§ **GOAL OF THE EXERCISE**: Copy out the records precisely, omitting pictures.

(Dataset records)
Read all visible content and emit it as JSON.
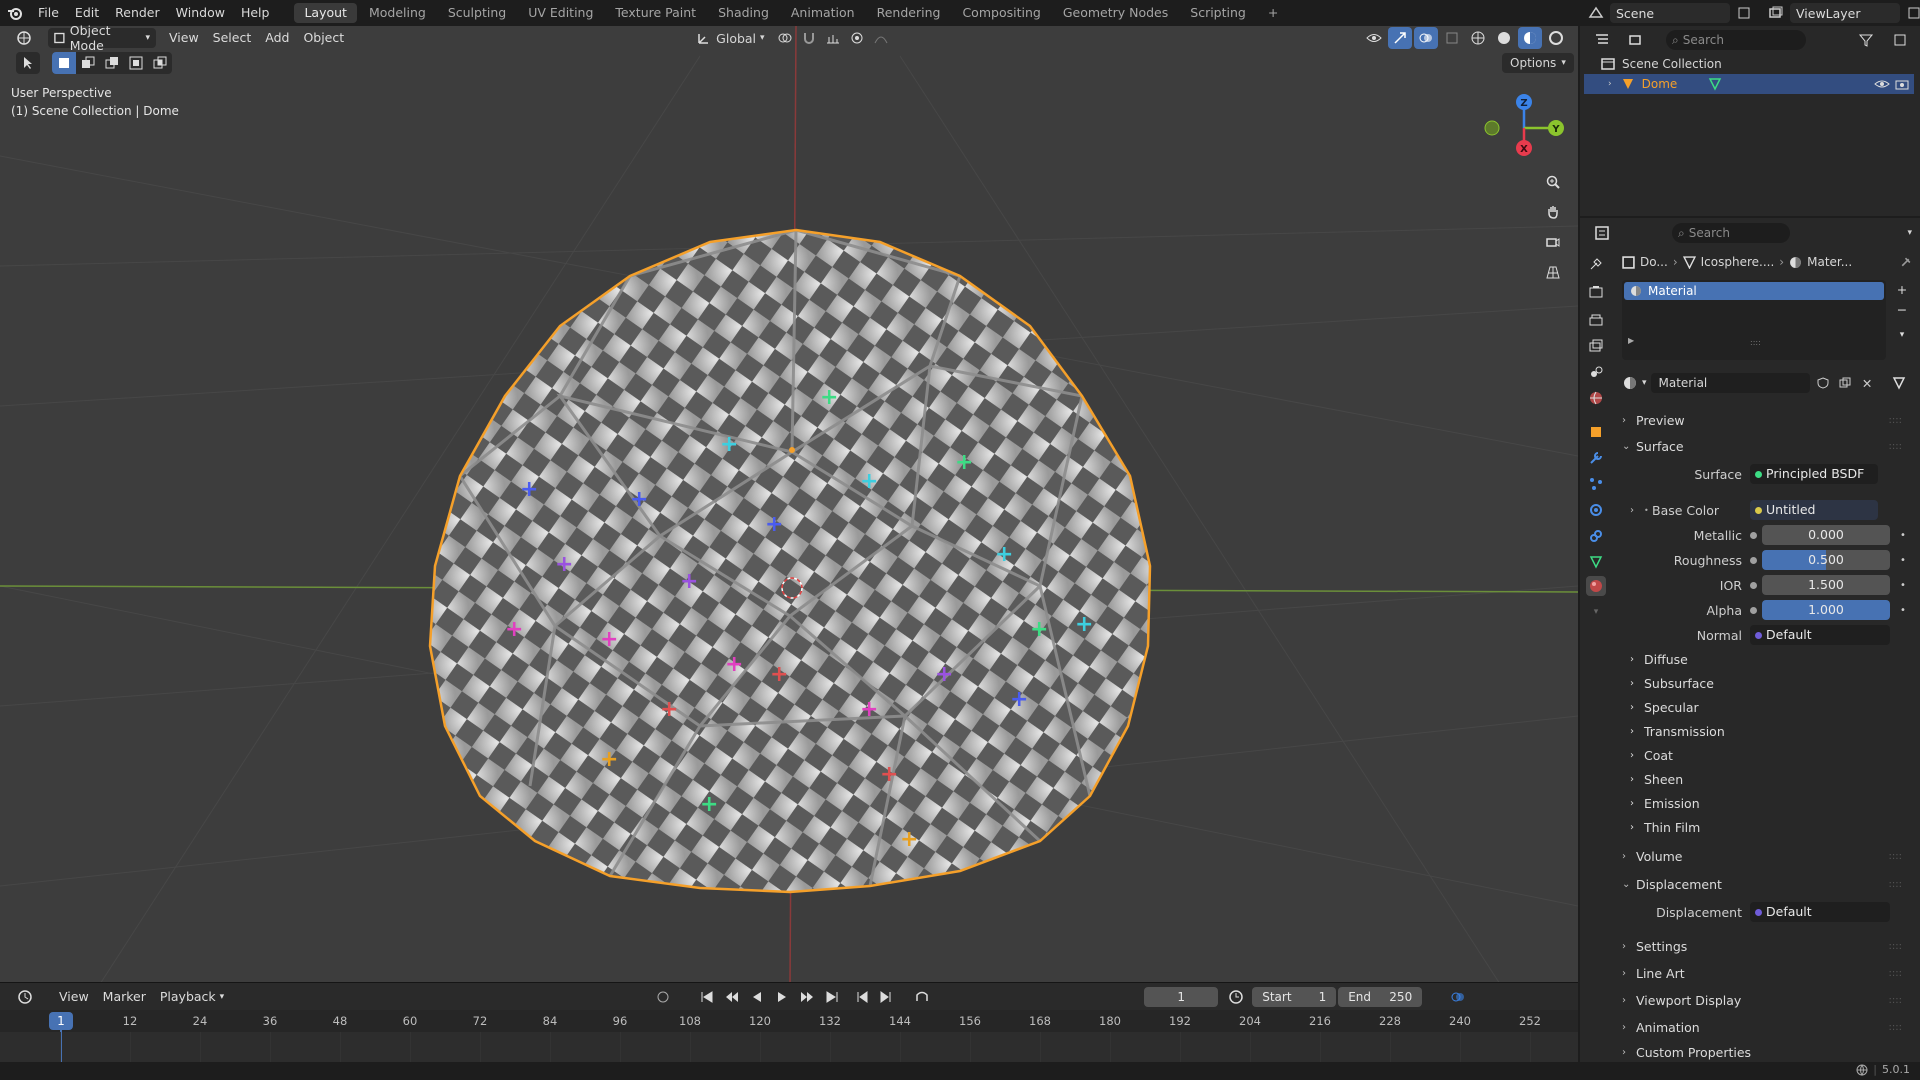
{
  "topbar": {
    "menus": [
      "File",
      "Edit",
      "Render",
      "Window",
      "Help"
    ],
    "workspaces": [
      "Layout",
      "Modeling",
      "Sculpting",
      "UV Editing",
      "Texture Paint",
      "Shading",
      "Animation",
      "Rendering",
      "Compositing",
      "Geometry Nodes",
      "Scripting"
    ],
    "active_workspace": "Layout",
    "add_tab": "+",
    "scene": "Scene",
    "view_layer": "ViewLayer"
  },
  "viewport": {
    "mode": "Object Mode",
    "menus": [
      "View",
      "Select",
      "Add",
      "Object"
    ],
    "orientation": "Global",
    "options": "Options",
    "overlay_title": "User Perspective",
    "overlay_subtitle": "(1) Scene Collection | Dome",
    "gizmo": {
      "z": "Z",
      "y": "Y",
      "x": "X"
    }
  },
  "timeline": {
    "menus": [
      "View",
      "Marker",
      "Playback"
    ],
    "current_frame": "1",
    "start_label": "Start",
    "start": "1",
    "end_label": "End",
    "end": "250",
    "ticks": [
      "1",
      "12",
      "24",
      "36",
      "48",
      "60",
      "72",
      "84",
      "96",
      "108",
      "120",
      "132",
      "144",
      "156",
      "168",
      "180",
      "192",
      "204",
      "216",
      "228",
      "240",
      "252"
    ],
    "playhead": "1"
  },
  "outliner": {
    "search_placeholder": "Search",
    "collection": "Scene Collection",
    "object": "Dome"
  },
  "properties": {
    "search_placeholder": "Search",
    "breadcrumb": [
      "Do...",
      "Icosphere....",
      "Mater..."
    ],
    "slot": "Material",
    "material_name": "Material",
    "sections_top": [
      "Preview"
    ],
    "surface_section": "Surface",
    "surface_label": "Surface",
    "surface_value": "Principled BSDF",
    "base_color_label": "Base Color",
    "base_color_value": "Untitled",
    "metallic_label": "Metallic",
    "metallic": "0.000",
    "roughness_label": "Roughness",
    "roughness": "0.500",
    "ior_label": "IOR",
    "ior": "1.500",
    "alpha_label": "Alpha",
    "alpha": "1.000",
    "normal_label": "Normal",
    "normal_value": "Default",
    "subpanels": [
      "Diffuse",
      "Subsurface",
      "Specular",
      "Transmission",
      "Coat",
      "Sheen",
      "Emission",
      "Thin Film"
    ],
    "volume": "Volume",
    "displacement_section": "Displacement",
    "displacement_label": "Displacement",
    "displacement_value": "Default",
    "sections_bottom": [
      "Settings",
      "Line Art",
      "Viewport Display",
      "Animation",
      "Custom Properties"
    ]
  },
  "status": {
    "version": "5.0.1"
  },
  "colors": {
    "accent": "#4772b3",
    "selection": "#f5a02a",
    "x_axis": "#e83b4d",
    "y_axis": "#8bc42d",
    "z_axis": "#3b83e8"
  }
}
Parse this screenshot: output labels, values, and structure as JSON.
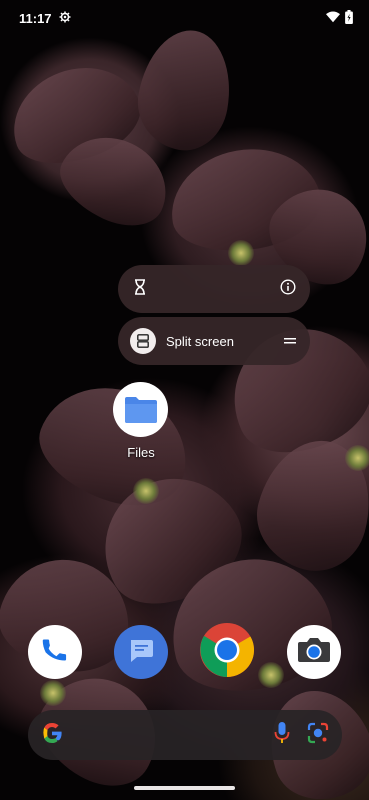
{
  "status_bar": {
    "time": "11:17",
    "icons": [
      "settings-gear-icon",
      "wifi-icon",
      "battery-charging-icon"
    ]
  },
  "shortcut_menu": {
    "app_info_icon": "info-icon",
    "timer_icon": "hourglass-icon",
    "split_screen_label": "Split screen",
    "split_screen_icon": "split-screen-icon",
    "drag_handle_icon": "drag-handle-icon"
  },
  "home": {
    "apps": [
      {
        "label": "Files",
        "icon": "folder-icon",
        "color": "#4a86e8"
      }
    ]
  },
  "dock": {
    "apps": [
      {
        "name": "Phone",
        "icon": "phone-icon"
      },
      {
        "name": "Messages",
        "icon": "messages-icon"
      },
      {
        "name": "Chrome",
        "icon": "chrome-icon"
      },
      {
        "name": "Camera",
        "icon": "camera-icon"
      }
    ]
  },
  "search_bar": {
    "left_icon": "google-g-icon",
    "right_icons": [
      "microphone-icon",
      "google-lens-icon"
    ]
  },
  "colors": {
    "accent_blue": "#1a73e8",
    "menu_bg": "#362628",
    "search_bg": "#282426"
  }
}
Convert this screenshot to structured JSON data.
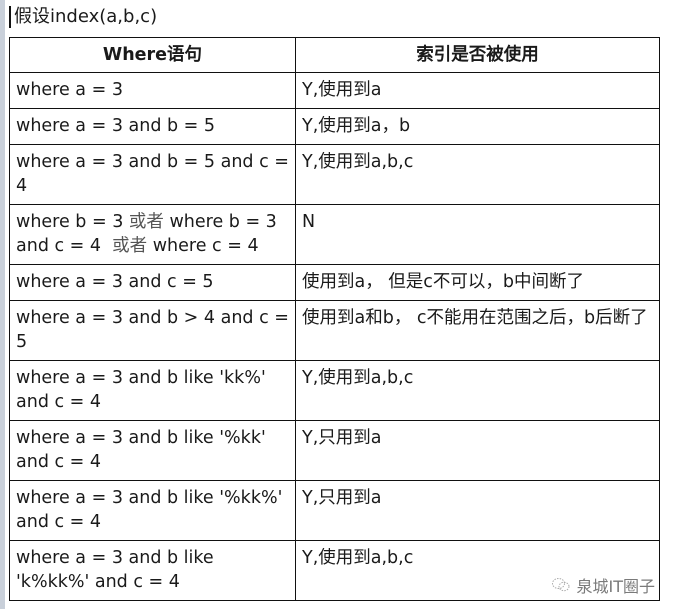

§ **TASK RESULT**:
Read all visible content and emit it as JSON.
{
  "topbar": {
    "menus": [
      "File",
      "Edit",
      "Render",
      "Window",
      "Help"
    ],
    "workspaces": [
      "Layout",
      "Modeling",
      "Sculpting",
      "UV Editing",
      "Texture Paint",
      "Shading",
      "Animation",
      "Rendering",
      "Compositing",
      "Geometry Nodes",
      "Scripting"
    ],
    "active_workspace": "Layout",
    "add_tab": "+",
    "scene": "Scene",
    "view_layer": "ViewLayer"
  },
  "viewport": {
    "mode": "Object Mode",
    "menus": [
      "View",
      "Select",
      "Add",
      "Object"
    ],
    "orientation": "Global",
    "options": "Options",
    "overlay_title": "User Perspective",
    "overlay_subtitle": "(1) Scene Collection | Dome",
    "gizmo": {
      "z": "Z",
      "y": "Y",
      "x": "X"
    }
  },
  "timeline": {
    "menus": [
      "View",
      "Marker",
      "Playback"
    ],
    "current_frame": "1",
    "start_label": "Start",
    "start": "1",
    "end_label": "End",
    "end": "250",
    "ticks": [
      "1",
      "12",
      "24",
      "36",
      "48",
      "60",
      "72",
      "84",
      "96",
      "108",
      "120",
      "132",
      "144",
      "156",
      "168",
      "180",
      "192",
      "204",
      "216",
      "228",
      "240",
      "252"
    ],
    "playhead": "1"
  },
  "outliner": {
    "search_placeholder": "Search",
    "collection": "Scene Collection",
    "object": "Dome"
  },
  "properties": {
    "search_placeholder": "Search",
    "breadcrumb": [
      "Do...",
      "Icosphere....",
      "Mater..."
    ],
    "slot": "Material",
    "material_name": "Material",
    "sections_top": [
      "Preview"
    ],
    "surface_section": "Surface",
    "surface_label": "Surface",
    "surface_value": "Principled BSDF",
    "base_color_label": "Base Color",
    "base_color_value": "Untitled",
    "metallic_label": "Metallic",
    "metallic": "0.000",
    "roughness_label": "Roughness",
    "roughness": "0.500",
    "ior_label": "IOR",
    "ior": "1.500",
    "alpha_label": "Alpha",
    "alpha": "1.000",
    "normal_label": "Normal",
    "normal_value": "Default",
    "subpanels": [
      "Diffuse",
      "Subsurface",
      "Specular",
      "Transmission",
      "Coat",
      "Sheen",
      "Emission",
      "Thin Film"
    ],
    "volume": "Volume",
    "displacement_section": "Displacement",
    "displacement_label": "Displacement",
    "displacement_value": "Default",
    "sections_bottom": [
      "Settings",
      "Line Art",
      "Viewport Display",
      "Animation",
      "Custom Properties"
    ]
  },
  "status": {
    "version": "5.0.1"
  },
  "colors": {
    "accent": "#4772b3",
    "selection": "#f5a02a",
    "x_axis": "#e83b4d",
    "y_axis": "#8bc42d",
    "z_axis": "#3b83e8"
  }
}
Parse this screenshot: output labels, values, and structure as JSON.
{
  "status_bar": {
    "time": "11:17",
    "icons": [
      "settings-gear-icon",
      "wifi-icon",
      "battery-charging-icon"
    ]
  },
  "shortcut_menu": {
    "app_info_icon": "info-icon",
    "timer_icon": "hourglass-icon",
    "split_screen_label": "Split screen",
    "split_screen_icon": "split-screen-icon",
    "drag_handle_icon": "drag-handle-icon"
  },
  "home": {
    "apps": [
      {
        "label": "Files",
        "icon": "folder-icon",
        "color": "#4a86e8"
      }
    ]
  },
  "dock": {
    "apps": [
      {
        "name": "Phone",
        "icon": "phone-icon"
      },
      {
        "name": "Messages",
        "icon": "messages-icon"
      },
      {
        "name": "Chrome",
        "icon": "chrome-icon"
      },
      {
        "name": "Camera",
        "icon": "camera-icon"
      }
    ]
  },
  "search_bar": {
    "left_icon": "google-g-icon",
    "right_icons": [
      "microphone-icon",
      "google-lens-icon"
    ]
  },
  "colors": {
    "accent_blue": "#1a73e8",
    "menu_bg": "#362628",
    "search_bg": "#282426"
  }
}
Convert this screenshot to structured JSON data.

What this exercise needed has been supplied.